Goal:
Without the images, output each record below as it stands.

==========

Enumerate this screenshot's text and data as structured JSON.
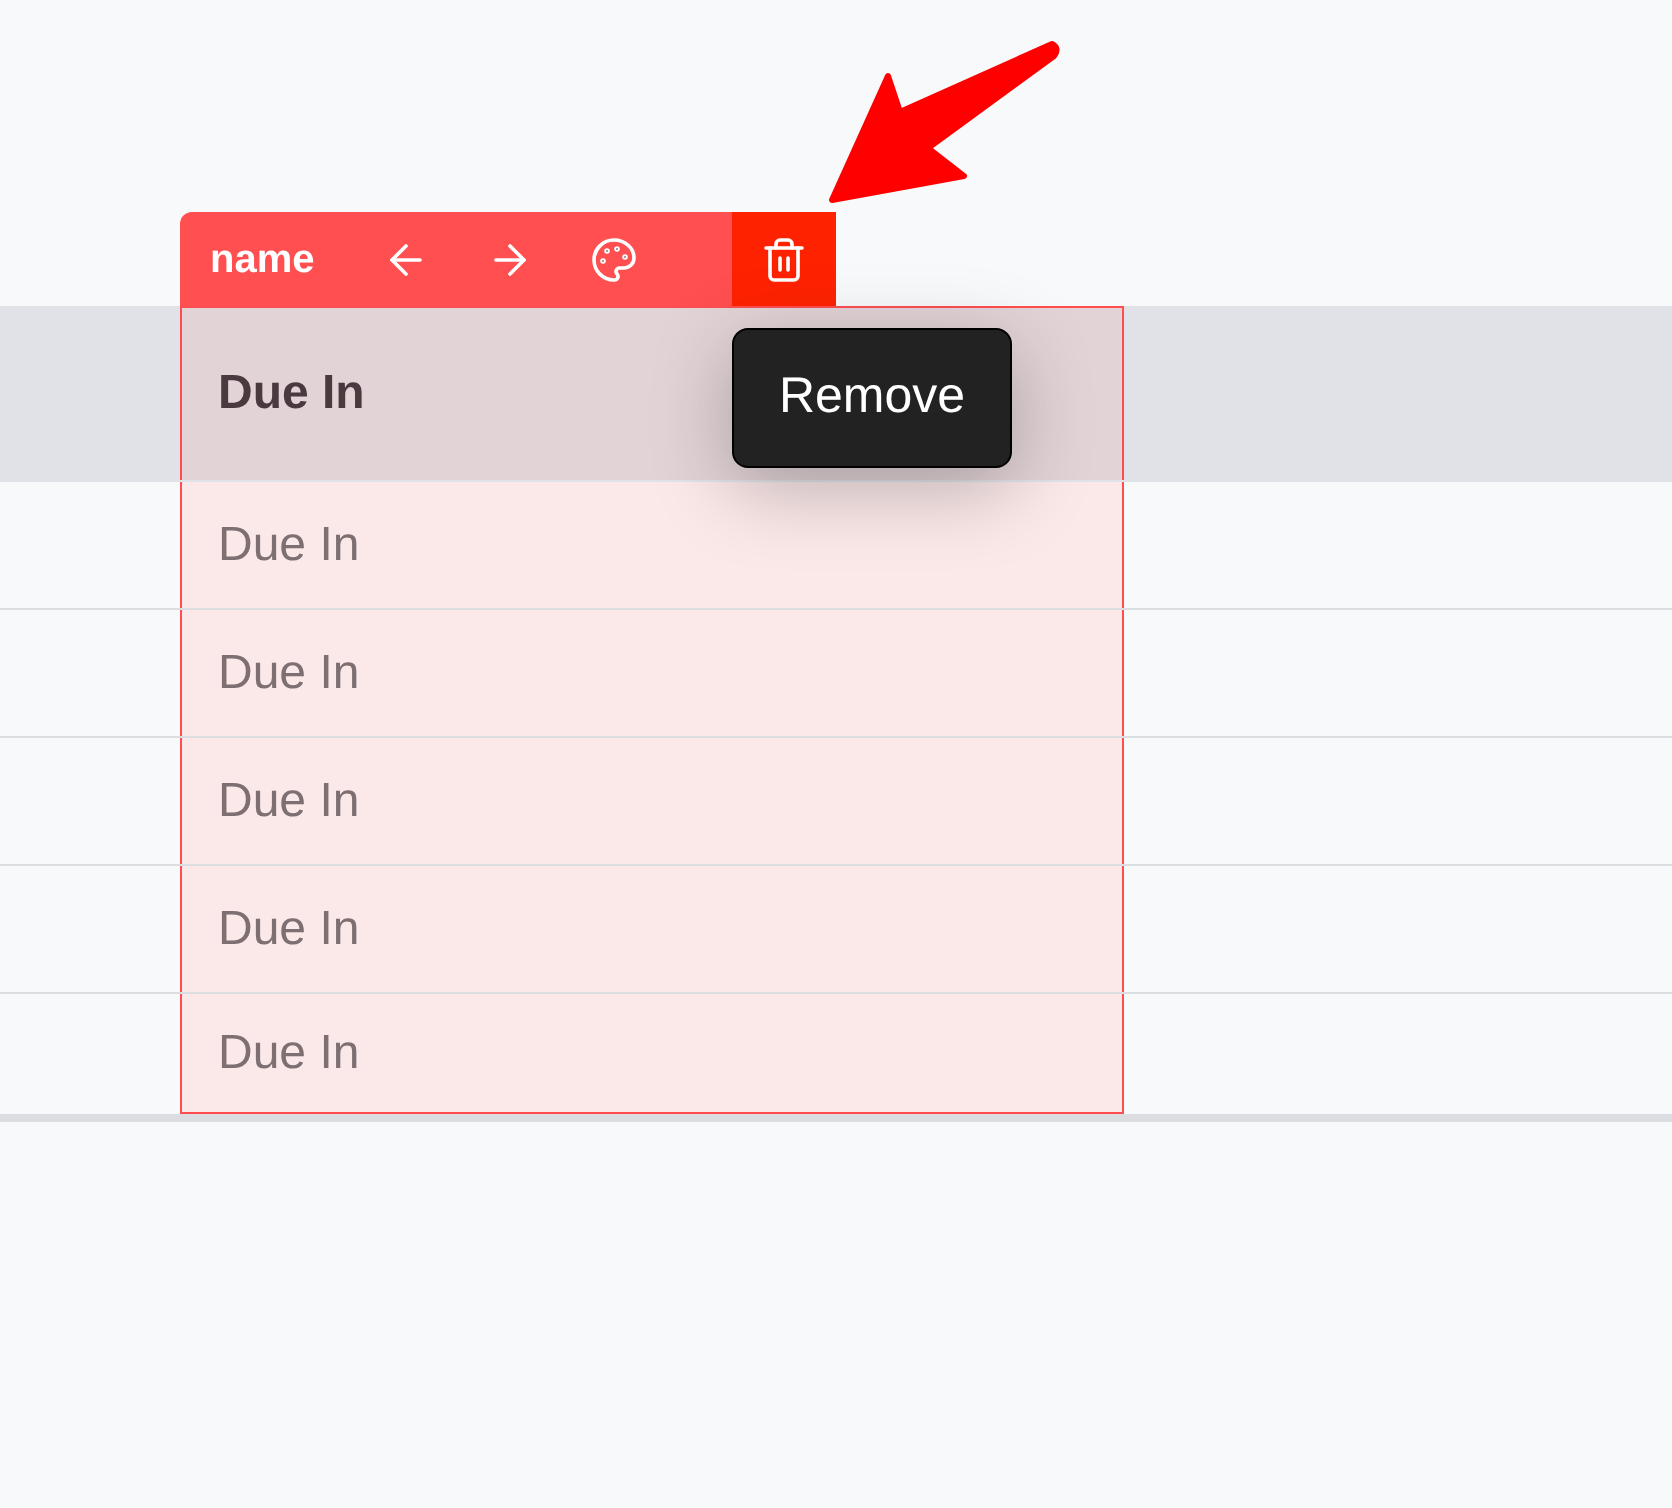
{
  "column_toolbar": {
    "label": "name",
    "buttons": [
      {
        "kind": "left",
        "hovered": false
      },
      {
        "kind": "right",
        "hovered": false
      },
      {
        "kind": "palette",
        "hovered": false
      },
      {
        "kind": "delete",
        "hovered": true
      }
    ]
  },
  "tooltip": {
    "text": "Remove"
  },
  "table": {
    "column": {
      "selected": true,
      "header": "Due In",
      "cells": [
        "Due In",
        "Due In",
        "Due In",
        "Due In",
        "Due In"
      ]
    }
  }
}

==========

Written answer:
Enumerate this screenshot's text and data as structured JSON.
{
  "column_toolbar": {
    "label": "name",
    "buttons": [
      {
        "kind": "left",
        "hovered": false
      },
      {
        "kind": "right",
        "hovered": false
      },
      {
        "kind": "palette",
        "hovered": false
      },
      {
        "kind": "delete",
        "hovered": true
      }
    ]
  },
  "tooltip": {
    "text": "Remove"
  },
  "table": {
    "column": {
      "selected": true,
      "header": "Due In",
      "cells": [
        "Due In",
        "Due In",
        "Due In",
        "Due In",
        "Due In"
      ]
    }
  }
}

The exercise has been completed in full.